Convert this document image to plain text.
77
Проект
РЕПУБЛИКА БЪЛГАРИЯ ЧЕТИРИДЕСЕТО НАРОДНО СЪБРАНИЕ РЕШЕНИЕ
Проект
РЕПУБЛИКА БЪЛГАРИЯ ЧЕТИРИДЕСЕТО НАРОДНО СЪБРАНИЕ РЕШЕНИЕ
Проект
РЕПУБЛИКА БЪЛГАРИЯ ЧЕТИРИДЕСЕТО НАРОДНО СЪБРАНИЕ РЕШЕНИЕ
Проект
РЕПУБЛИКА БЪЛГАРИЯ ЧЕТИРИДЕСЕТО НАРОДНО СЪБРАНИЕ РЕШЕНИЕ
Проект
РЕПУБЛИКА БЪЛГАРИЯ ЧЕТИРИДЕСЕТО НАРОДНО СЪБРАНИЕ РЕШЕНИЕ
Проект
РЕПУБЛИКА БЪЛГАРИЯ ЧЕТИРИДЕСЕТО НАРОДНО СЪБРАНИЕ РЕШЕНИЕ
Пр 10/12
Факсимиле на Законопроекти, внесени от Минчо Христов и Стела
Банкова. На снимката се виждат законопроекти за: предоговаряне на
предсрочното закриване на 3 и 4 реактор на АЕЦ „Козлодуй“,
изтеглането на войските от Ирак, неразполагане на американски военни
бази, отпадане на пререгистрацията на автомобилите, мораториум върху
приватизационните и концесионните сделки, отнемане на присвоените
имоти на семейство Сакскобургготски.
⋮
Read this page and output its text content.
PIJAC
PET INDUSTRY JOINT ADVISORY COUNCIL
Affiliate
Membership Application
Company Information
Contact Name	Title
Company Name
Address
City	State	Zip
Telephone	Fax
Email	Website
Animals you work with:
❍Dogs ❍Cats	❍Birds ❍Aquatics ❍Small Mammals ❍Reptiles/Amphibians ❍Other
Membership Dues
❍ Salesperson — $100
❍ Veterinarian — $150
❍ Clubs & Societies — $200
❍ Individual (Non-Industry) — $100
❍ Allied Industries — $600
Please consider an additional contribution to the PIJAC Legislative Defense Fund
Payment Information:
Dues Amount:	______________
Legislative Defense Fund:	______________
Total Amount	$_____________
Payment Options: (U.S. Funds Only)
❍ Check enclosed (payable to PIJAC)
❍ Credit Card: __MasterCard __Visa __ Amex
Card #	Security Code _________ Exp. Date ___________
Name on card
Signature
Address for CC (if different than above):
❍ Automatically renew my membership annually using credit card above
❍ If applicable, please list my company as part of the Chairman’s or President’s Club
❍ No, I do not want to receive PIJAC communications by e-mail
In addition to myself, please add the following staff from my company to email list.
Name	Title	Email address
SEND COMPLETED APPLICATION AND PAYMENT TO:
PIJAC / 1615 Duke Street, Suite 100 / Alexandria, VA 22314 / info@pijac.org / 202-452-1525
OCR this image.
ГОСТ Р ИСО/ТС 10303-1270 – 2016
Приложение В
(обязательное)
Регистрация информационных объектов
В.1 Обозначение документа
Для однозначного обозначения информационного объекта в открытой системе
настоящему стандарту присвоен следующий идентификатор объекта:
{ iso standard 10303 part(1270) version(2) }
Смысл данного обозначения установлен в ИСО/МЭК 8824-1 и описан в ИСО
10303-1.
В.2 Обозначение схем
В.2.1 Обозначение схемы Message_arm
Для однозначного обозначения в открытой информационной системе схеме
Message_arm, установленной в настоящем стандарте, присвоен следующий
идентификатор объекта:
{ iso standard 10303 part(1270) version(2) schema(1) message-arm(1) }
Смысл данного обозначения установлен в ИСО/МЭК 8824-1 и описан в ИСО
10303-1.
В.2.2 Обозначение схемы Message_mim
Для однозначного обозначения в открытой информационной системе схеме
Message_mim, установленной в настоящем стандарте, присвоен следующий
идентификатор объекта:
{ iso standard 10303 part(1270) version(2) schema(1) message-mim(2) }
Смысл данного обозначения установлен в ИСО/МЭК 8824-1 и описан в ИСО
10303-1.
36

(DIRECTIONS FOR THIS TASK) Transcribe the whole listing with nothing added or left out.

(EXERCISE SOLUTION)
Convert this document image to plain text.
77
Проект
РЕПУБЛИКА БЪЛГАРИЯ ЧЕТИРИДЕСЕТО НАРОДНО СЪБРАНИЕ РЕШЕНИЕ
Проект
РЕПУБЛИКА БЪЛГАРИЯ ЧЕТИРИДЕСЕТО НАРОДНО СЪБРАНИЕ РЕШЕНИЕ
Проект
РЕПУБЛИКА БЪЛГАРИЯ ЧЕТИРИДЕСЕТО НАРОДНО СЪБРАНИЕ РЕШЕНИЕ
Проект
РЕПУБЛИКА БЪЛГАРИЯ ЧЕТИРИДЕСЕТО НАРОДНО СЪБРАНИЕ РЕШЕНИЕ
Проект
РЕПУБЛИКА БЪЛГАРИЯ ЧЕТИРИДЕСЕТО НАРОДНО СЪБРАНИЕ РЕШЕНИЕ
Проект
РЕПУБЛИКА БЪЛГАРИЯ ЧЕТИРИДЕСЕТО НАРОДНО СЪБРАНИЕ РЕШЕНИЕ
Пр 10/12
Факсимиле на Законопроекти, внесени от Минчо Христов и Стела
Банкова. На снимката се виждат законопроекти за: предоговаряне на
предсрочното закриване на 3 и 4 реактор на АЕЦ „Козлодуй“,
изтеглането на войските от Ирак, неразполагане на американски военни
бази, отпадане на пререгистрацията на автомобилите, мораториум върху
приватизационните и концесионните сделки, отнемане на присвоените
имоти на семейство Сакскобургготски.
⋮
Read this page and output its text content.
PIJAC
PET INDUSTRY JOINT ADVISORY COUNCIL
Affiliate
Membership Application
Company Information
Contact Name	Title
Company Name
Address
City	State	Zip
Telephone	Fax
Email	Website
Animals you work with:
❍Dogs ❍Cats	❍Birds ❍Aquatics ❍Small Mammals ❍Reptiles/Amphibians ❍Other
Membership Dues
❍ Salesperson — $100
❍ Veterinarian — $150
❍ Clubs & Societies — $200
❍ Individual (Non-Industry) — $100
❍ Allied Industries — $600
Please consider an additional contribution to the PIJAC Legislative Defense Fund
Payment Information:
Dues Amount:	______________
Legislative Defense Fund:	______________
Total Amount	$_____________
Payment Options: (U.S. Funds Only)
❍ Check enclosed (payable to PIJAC)
❍ Credit Card: __MasterCard __Visa __ Amex
Card #	Security Code _________ Exp. Date ___________
Name on card
Signature
Address for CC (if different than above):
❍ Automatically renew my membership annually using credit card above
❍ If applicable, please list my company as part of the Chairman’s or President’s Club
❍ No, I do not want to receive PIJAC communications by e-mail
In addition to myself, please add the following staff from my company to email list.
Name	Title	Email address
SEND COMPLETED APPLICATION AND PAYMENT TO:
PIJAC / 1615 Duke Street, Suite 100 / Alexandria, VA 22314 / info@pijac.org / 202-452-1525
OCR this image.
ГОСТ Р ИСО/ТС 10303-1270 – 2016
Приложение В
(обязательное)
Регистрация информационных объектов
В.1 Обозначение документа
Для однозначного обозначения информационного объекта в открытой системе
настоящему стандарту присвоен следующий идентификатор объекта:
{ iso standard 10303 part(1270) version(2) }
Смысл данного обозначения установлен в ИСО/МЭК 8824-1 и описан в ИСО
10303-1.
В.2 Обозначение схем
В.2.1 Обозначение схемы Message_arm
Для однозначного обозначения в открытой информационной системе схеме
Message_arm, установленной в настоящем стандарте, присвоен следующий
идентификатор объекта:
{ iso standard 10303 part(1270) version(2) schema(1) message-arm(1) }
Смысл данного обозначения установлен в ИСО/МЭК 8824-1 и описан в ИСО
10303-1.
В.2.2 Обозначение схемы Message_mim
Для однозначного обозначения в открытой информационной системе схеме
Message_mim, установленной в настоящем стандарте, присвоен следующий
идентификатор объекта:
{ iso standard 10303 part(1270) version(2) schema(1) message-mim(2) }
Смысл данного обозначения установлен в ИСО/МЭК 8824-1 и описан в ИСО
10303-1.
36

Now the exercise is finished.